Records for the exercise:
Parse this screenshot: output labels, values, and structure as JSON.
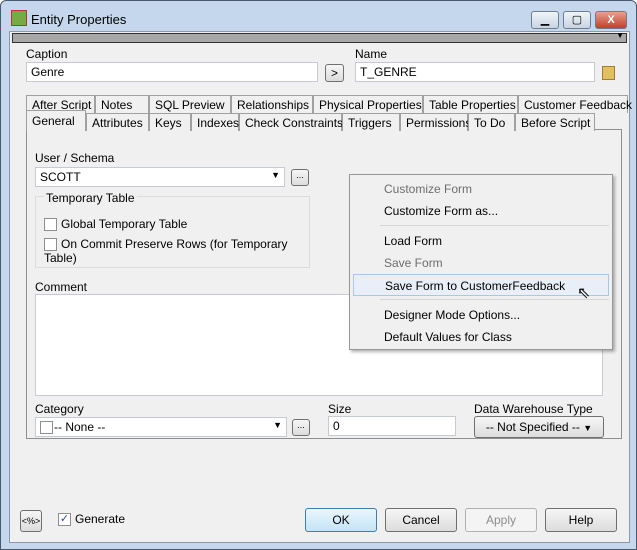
{
  "window": {
    "title": "Entity Properties",
    "minimize": "▁",
    "maximize": "▢",
    "close": "X"
  },
  "caption": {
    "label": "Caption",
    "value": "Genre",
    "arrow": ">"
  },
  "name": {
    "label": "Name",
    "value": "T_GENRE"
  },
  "tabs_row1": [
    "After Script",
    "Notes",
    "SQL Preview",
    "Relationships",
    "Physical Properties",
    "Table Properties",
    "Customer Feedback"
  ],
  "tabs_row2": [
    "General",
    "Attributes",
    "Keys",
    "Indexes",
    "Check Constraints",
    "Triggers",
    "Permissions",
    "To Do",
    "Before Script"
  ],
  "general": {
    "user_schema_label": "User / Schema",
    "user_schema_value": "SCOTT",
    "ellipsis": "...",
    "temp_table_label": "Temporary Table",
    "global_temp": "Global Temporary Table",
    "on_commit": "On Commit Preserve Rows (for Temporary Table)",
    "comment_label": "Comment",
    "category_label": "Category",
    "category_value": "-- None --",
    "size_label": "Size",
    "size_value": "0",
    "dw_label": "Data Warehouse Type",
    "dw_value": "-- Not Specified --"
  },
  "context_menu": [
    "Customize Form",
    "Customize Form as...",
    "Load Form",
    "Save Form",
    "Save Form to CustomerFeedback",
    "Designer Mode Options...",
    "Default Values for Class"
  ],
  "footer": {
    "macro": "<%>",
    "generate": "Generate",
    "ok": "OK",
    "cancel": "Cancel",
    "apply": "Apply",
    "help": "Help"
  }
}
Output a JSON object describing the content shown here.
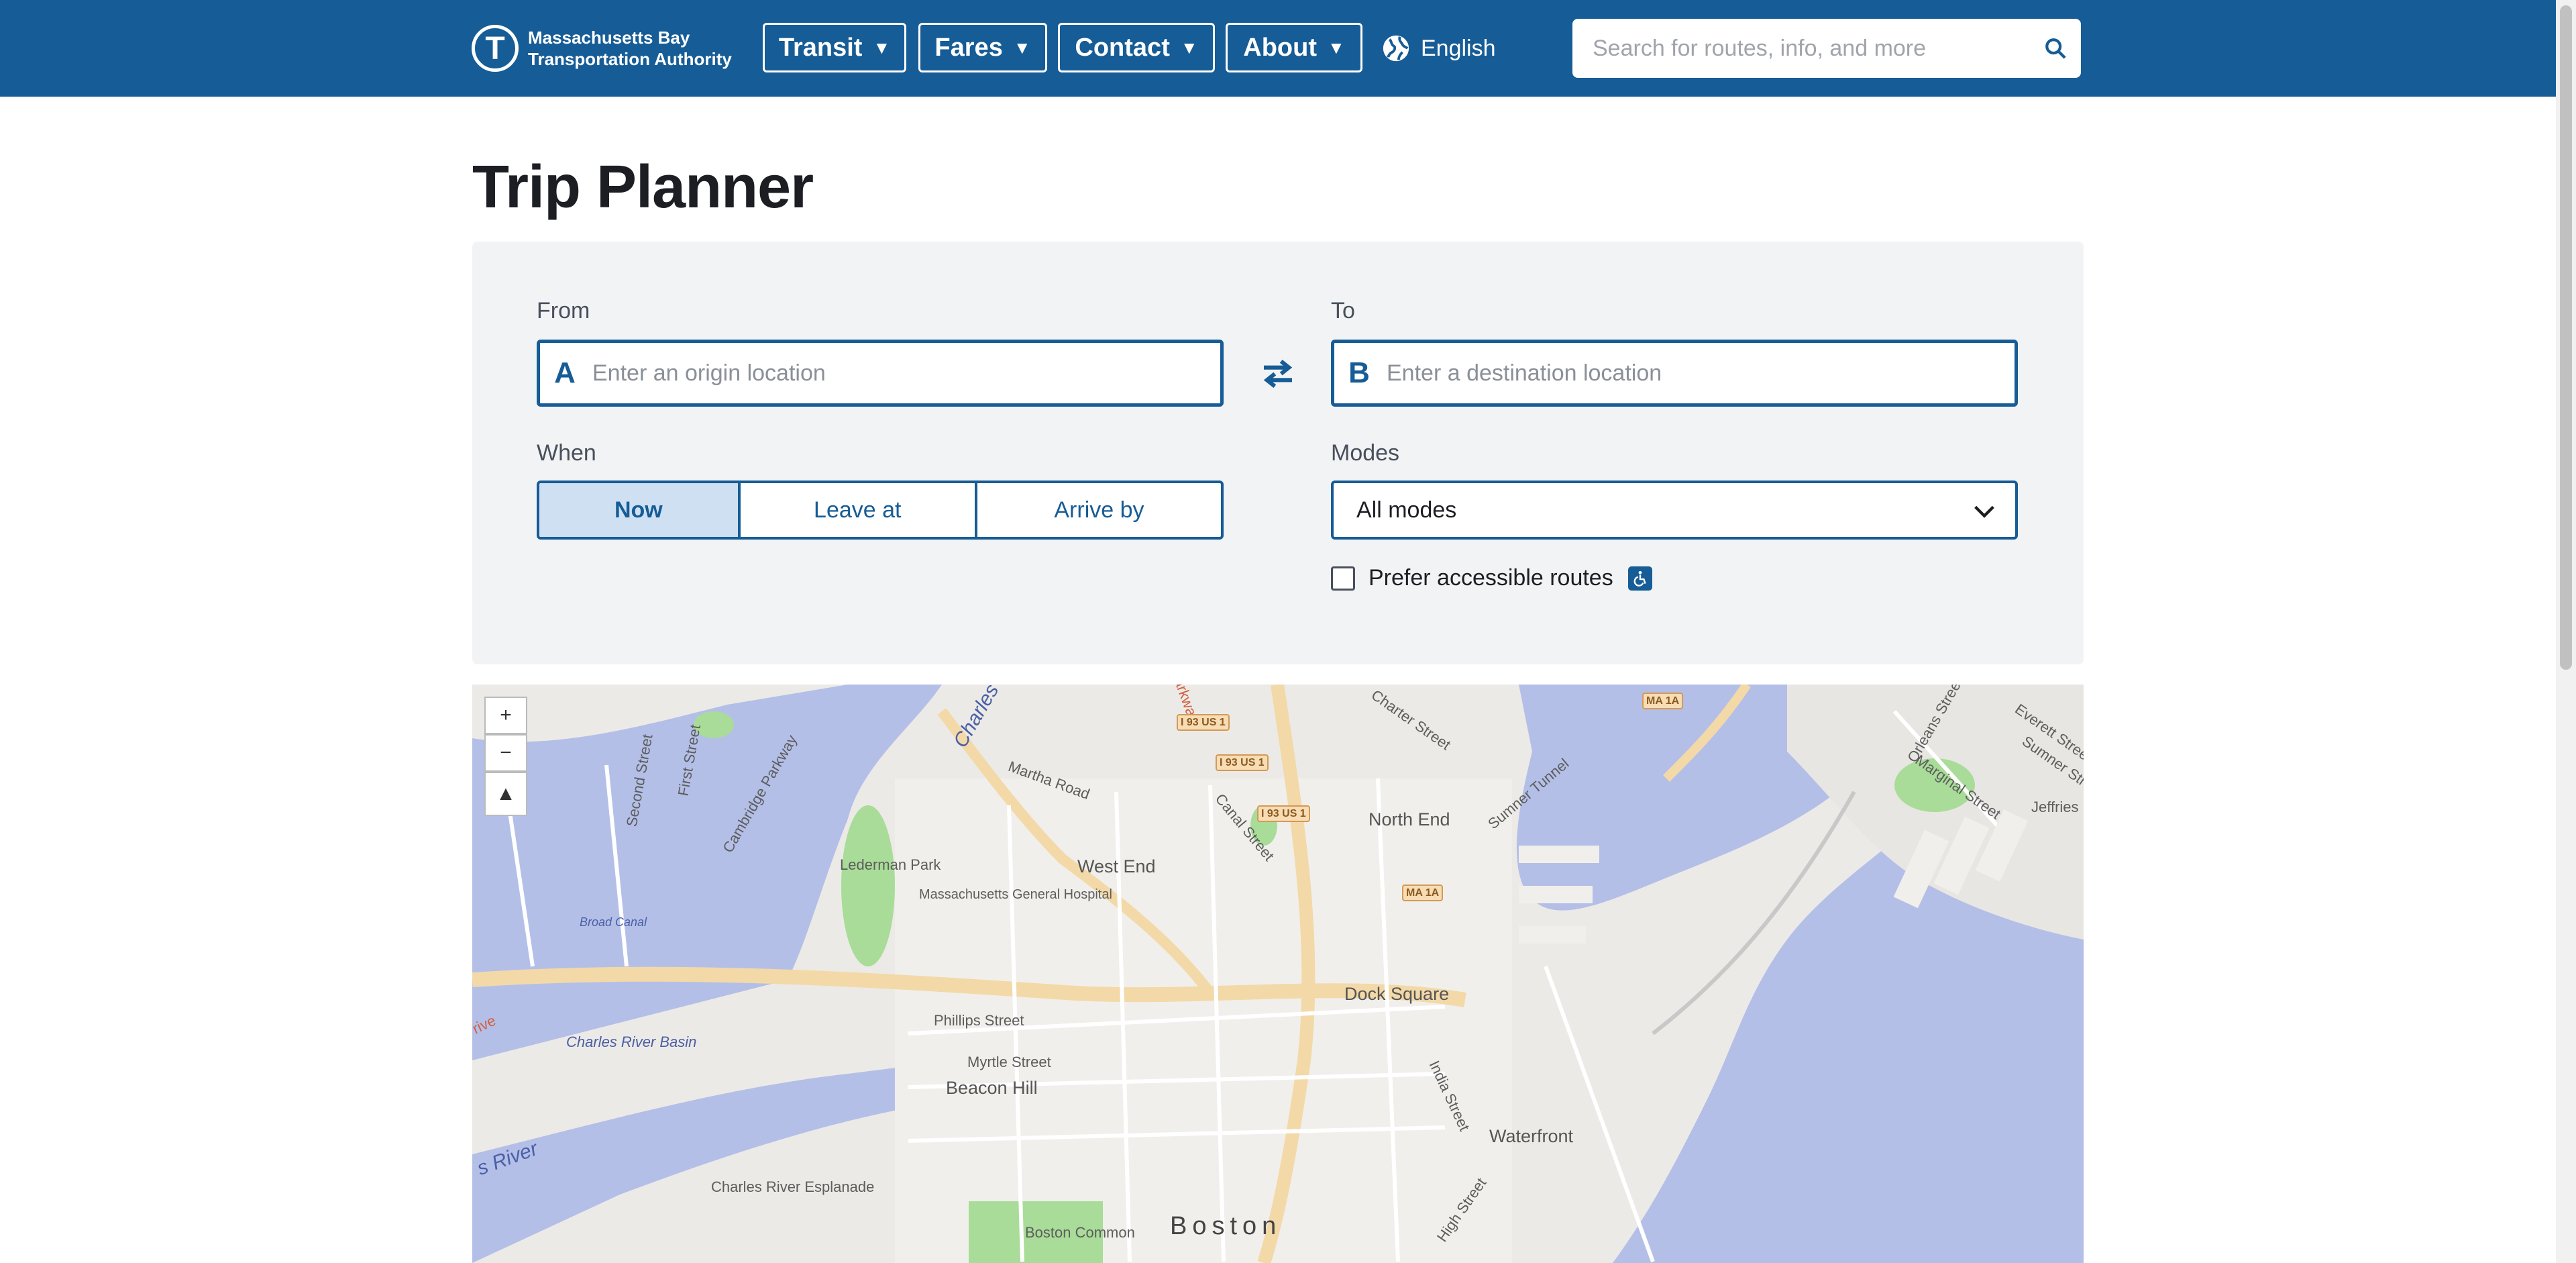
{
  "header": {
    "logo_line1": "Massachusetts Bay",
    "logo_line2": "Transportation Authority",
    "logo_mark": "T",
    "nav": [
      {
        "label": "Transit"
      },
      {
        "label": "Fares"
      },
      {
        "label": "Contact"
      },
      {
        "label": "About"
      }
    ],
    "language": "English",
    "search_placeholder": "Search for routes, info, and more"
  },
  "page": {
    "title": "Trip Planner"
  },
  "planner": {
    "from_label": "From",
    "from_letter": "A",
    "from_placeholder": "Enter an origin location",
    "to_label": "To",
    "to_letter": "B",
    "to_placeholder": "Enter a destination location",
    "when_label": "When",
    "when_options": [
      {
        "label": "Now",
        "selected": true
      },
      {
        "label": "Leave at",
        "selected": false
      },
      {
        "label": "Arrive by",
        "selected": false
      }
    ],
    "modes_label": "Modes",
    "modes_value": "All modes",
    "accessible_label": "Prefer accessible routes",
    "accessible_checked": false
  },
  "map": {
    "labels": [
      "Charles River Basin",
      "Broad Canal",
      "Lederman Park",
      "Massachusetts General Hospital",
      "West End",
      "North End",
      "Dock Square",
      "Phillips Street",
      "Myrtle Street",
      "Beacon Hill",
      "Charles River Esplanade",
      "Boston Common",
      "Boston",
      "Waterfront",
      "Martha Road",
      "Canal Street",
      "Cambridge Parkway",
      "Second Street",
      "First Street",
      "Charter Street",
      "Sumner Tunnel",
      "India Street",
      "High Street",
      "Marginal Street",
      "Everett Street",
      "Sumner Street",
      "Orleans Street",
      "Jeffries",
      "Charles",
      "Parkway",
      "s River",
      "rive"
    ],
    "shields": [
      "I 93 US 1",
      "I 93 US 1",
      "I 93 US 1",
      "MA 1A",
      "MA 1A"
    ],
    "zoom_in": "+",
    "zoom_out": "−",
    "compass": "▲"
  },
  "colors": {
    "brand": "#165c96",
    "panel_bg": "#f2f3f5",
    "water": "#b4bfe8",
    "park": "#a8dc98"
  }
}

Task to complete: Please repeat the entries exactly. Do not include the pictures.

Answer to the problem:
Parse this screenshot: output labels, values, and structure as JSON.
{
  "window": {
    "title": "Entity Properties",
    "minimize": "▁",
    "maximize": "▢",
    "close": "X"
  },
  "caption": {
    "label": "Caption",
    "value": "Genre",
    "arrow": ">"
  },
  "name": {
    "label": "Name",
    "value": "T_GENRE"
  },
  "tabs_row1": [
    "After Script",
    "Notes",
    "SQL Preview",
    "Relationships",
    "Physical Properties",
    "Table Properties",
    "Customer Feedback"
  ],
  "tabs_row2": [
    "General",
    "Attributes",
    "Keys",
    "Indexes",
    "Check Constraints",
    "Triggers",
    "Permissions",
    "To Do",
    "Before Script"
  ],
  "general": {
    "user_schema_label": "User / Schema",
    "user_schema_value": "SCOTT",
    "ellipsis": "...",
    "temp_table_label": "Temporary Table",
    "global_temp": "Global Temporary Table",
    "on_commit": "On Commit Preserve Rows (for Temporary Table)",
    "comment_label": "Comment",
    "category_label": "Category",
    "category_value": "-- None --",
    "size_label": "Size",
    "size_value": "0",
    "dw_label": "Data Warehouse Type",
    "dw_value": "-- Not Specified --"
  },
  "context_menu": [
    "Customize Form",
    "Customize Form as...",
    "Load Form",
    "Save Form",
    "Save Form to CustomerFeedback",
    "Designer Mode Options...",
    "Default Values for Class"
  ],
  "footer": {
    "macro": "<%>",
    "generate": "Generate",
    "ok": "OK",
    "cancel": "Cancel",
    "apply": "Apply",
    "help": "Help"
  }
}
Output a JSON object describing the content shown here.
{
  "header": {
    "logo_line1": "Massachusetts Bay",
    "logo_line2": "Transportation Authority",
    "logo_mark": "T",
    "nav": [
      {
        "label": "Transit"
      },
      {
        "label": "Fares"
      },
      {
        "label": "Contact"
      },
      {
        "label": "About"
      }
    ],
    "language": "English",
    "search_placeholder": "Search for routes, info, and more"
  },
  "page": {
    "title": "Trip Planner"
  },
  "planner": {
    "from_label": "From",
    "from_letter": "A",
    "from_placeholder": "Enter an origin location",
    "to_label": "To",
    "to_letter": "B",
    "to_placeholder": "Enter a destination location",
    "when_label": "When",
    "when_options": [
      {
        "label": "Now",
        "selected": true
      },
      {
        "label": "Leave at",
        "selected": false
      },
      {
        "label": "Arrive by",
        "selected": false
      }
    ],
    "modes_label": "Modes",
    "modes_value": "All modes",
    "accessible_label": "Prefer accessible routes",
    "accessible_checked": false
  },
  "map": {
    "labels": [
      "Charles River Basin",
      "Broad Canal",
      "Lederman Park",
      "Massachusetts General Hospital",
      "West End",
      "North End",
      "Dock Square",
      "Phillips Street",
      "Myrtle Street",
      "Beacon Hill",
      "Charles River Esplanade",
      "Boston Common",
      "Boston",
      "Waterfront",
      "Martha Road",
      "Canal Street",
      "Cambridge Parkway",
      "Second Street",
      "First Street",
      "Charter Street",
      "Sumner Tunnel",
      "India Street",
      "High Street",
      "Marginal Street",
      "Everett Street",
      "Sumner Street",
      "Orleans Street",
      "Jeffries",
      "Charles",
      "Parkway",
      "s River",
      "rive"
    ],
    "shields": [
      "I 93 US 1",
      "I 93 US 1",
      "I 93 US 1",
      "MA 1A",
      "MA 1A"
    ],
    "zoom_in": "+",
    "zoom_out": "−",
    "compass": "▲"
  },
  "colors": {
    "brand": "#165c96",
    "panel_bg": "#f2f3f5",
    "water": "#b4bfe8",
    "park": "#a8dc98"
  }
}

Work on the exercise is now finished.